— Start —

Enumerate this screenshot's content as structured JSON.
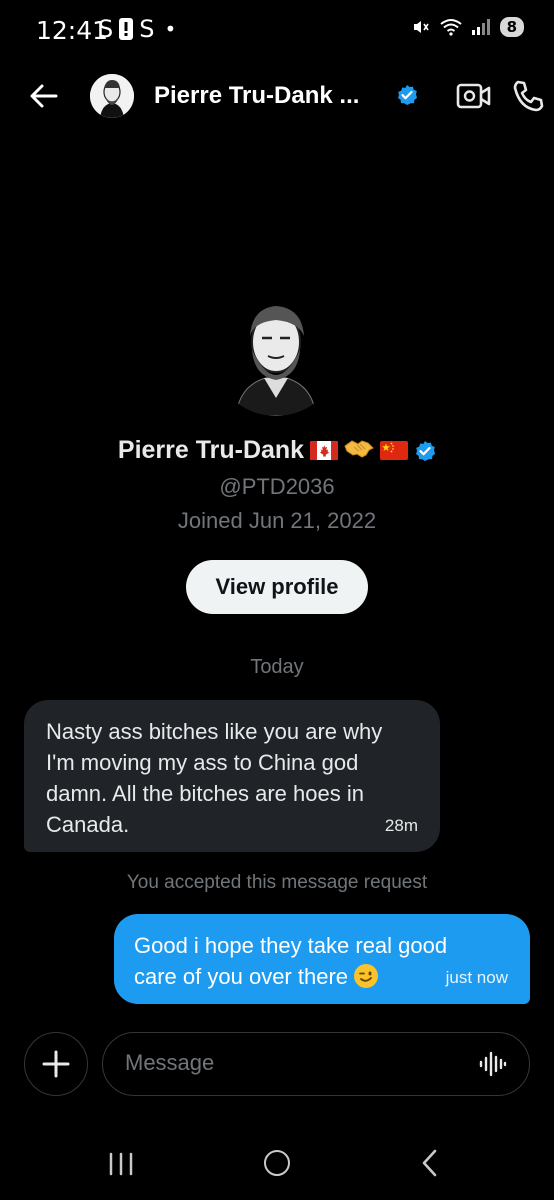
{
  "status_bar": {
    "time": "12:41",
    "left_icons": [
      "S",
      "alert-icon",
      "S",
      "dot"
    ],
    "battery": "8"
  },
  "header": {
    "name": "Pierre Tru-Dank ...",
    "verified": true
  },
  "profile": {
    "name": "Pierre Tru-Dank",
    "emoji_after_name": [
      "canada-flag-icon",
      "handshake-icon",
      "china-flag-icon"
    ],
    "handle": "@PTD2036",
    "joined": "Joined Jun 21, 2022",
    "view_profile_label": "View profile"
  },
  "conversation": {
    "date_label": "Today",
    "messages": [
      {
        "direction": "incoming",
        "text": "Nasty ass bitches like you are why I'm moving my ass to China god damn. All the bitches are hoes in Canada.",
        "time": "28m"
      },
      {
        "direction": "outgoing",
        "text": "Good i hope they take real good care of you over there",
        "emoji": "winking-face-icon",
        "time": "just now"
      }
    ],
    "system_note": "You accepted this message request"
  },
  "composer": {
    "placeholder": "Message"
  },
  "colors": {
    "background": "#000000",
    "accent": "#1d9bf0",
    "incoming_bubble": "#202327",
    "muted_text": "#71767b"
  }
}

— End —

Restate the whole listing above exactly, please, omitting every image.

» Correct answer
Enumerate this screenshot's content as structured JSON.
{
  "status_bar": {
    "time": "12:41",
    "left_icons": [
      "S",
      "alert-icon",
      "S",
      "dot"
    ],
    "battery": "8"
  },
  "header": {
    "name": "Pierre Tru-Dank ...",
    "verified": true
  },
  "profile": {
    "name": "Pierre Tru-Dank",
    "emoji_after_name": [
      "canada-flag-icon",
      "handshake-icon",
      "china-flag-icon"
    ],
    "handle": "@PTD2036",
    "joined": "Joined Jun 21, 2022",
    "view_profile_label": "View profile"
  },
  "conversation": {
    "date_label": "Today",
    "messages": [
      {
        "direction": "incoming",
        "text": "Nasty ass bitches like you are why I'm moving my ass to China god damn. All the bitches are hoes in Canada.",
        "time": "28m"
      },
      {
        "direction": "outgoing",
        "text": "Good i hope they take real good care of you over there",
        "emoji": "winking-face-icon",
        "time": "just now"
      }
    ],
    "system_note": "You accepted this message request"
  },
  "composer": {
    "placeholder": "Message"
  },
  "colors": {
    "background": "#000000",
    "accent": "#1d9bf0",
    "incoming_bubble": "#202327",
    "muted_text": "#71767b"
  }
}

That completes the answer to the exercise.